- _Set problem_
Print all entries word for word.

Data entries

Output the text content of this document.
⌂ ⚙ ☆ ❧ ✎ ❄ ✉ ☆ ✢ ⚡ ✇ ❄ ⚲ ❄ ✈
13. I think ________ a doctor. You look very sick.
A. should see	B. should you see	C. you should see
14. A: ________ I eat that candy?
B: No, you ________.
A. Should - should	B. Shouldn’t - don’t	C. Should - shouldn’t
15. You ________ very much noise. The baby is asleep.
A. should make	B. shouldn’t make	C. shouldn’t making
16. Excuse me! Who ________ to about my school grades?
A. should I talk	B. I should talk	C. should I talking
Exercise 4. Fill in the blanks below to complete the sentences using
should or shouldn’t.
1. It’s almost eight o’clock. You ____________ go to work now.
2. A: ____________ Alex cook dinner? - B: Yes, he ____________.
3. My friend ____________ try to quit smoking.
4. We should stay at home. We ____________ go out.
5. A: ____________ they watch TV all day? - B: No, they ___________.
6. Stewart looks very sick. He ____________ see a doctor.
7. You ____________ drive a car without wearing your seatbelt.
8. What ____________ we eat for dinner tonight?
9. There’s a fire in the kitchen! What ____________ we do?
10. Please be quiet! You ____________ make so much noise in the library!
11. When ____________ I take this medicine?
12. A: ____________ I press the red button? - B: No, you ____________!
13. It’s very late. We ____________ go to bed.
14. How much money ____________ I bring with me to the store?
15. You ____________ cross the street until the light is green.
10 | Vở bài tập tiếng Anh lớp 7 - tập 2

- _Task result_
Output the text content of this document.
⌂ ⚙ ☆ ❧ ✎ ❄ ✉ ☆ ✢ ⚡ ✇ ❄ ⚲ ❄ ✈
13. I think ________ a doctor. You look very sick.
A. should see	B. should you see	C. you should see
14. A: ________ I eat that candy?
B: No, you ________.
A. Should - should	B. Shouldn’t - don’t	C. Should - shouldn’t
15. You ________ very much noise. The baby is asleep.
A. should make	B. shouldn’t make	C. shouldn’t making
16. Excuse me! Who ________ to about my school grades?
A. should I talk	B. I should talk	C. should I talking
Exercise 4. Fill in the blanks below to complete the sentences using
should or shouldn’t.
1. It’s almost eight o’clock. You ____________ go to work now.
2. A: ____________ Alex cook dinner? - B: Yes, he ____________.
3. My friend ____________ try to quit smoking.
4. We should stay at home. We ____________ go out.
5. A: ____________ they watch TV all day? - B: No, they ___________.
6. Stewart looks very sick. He ____________ see a doctor.
7. You ____________ drive a car without wearing your seatbelt.
8. What ____________ we eat for dinner tonight?
9. There’s a fire in the kitchen! What ____________ we do?
10. Please be quiet! You ____________ make so much noise in the library!
11. When ____________ I take this medicine?
12. A: ____________ I press the red button? - B: No, you ____________!
13. It’s very late. We ____________ go to bed.
14. How much money ____________ I bring with me to the store?
15. You ____________ cross the street until the light is green.
10 | Vở bài tập tiếng Anh lớp 7 - tập 2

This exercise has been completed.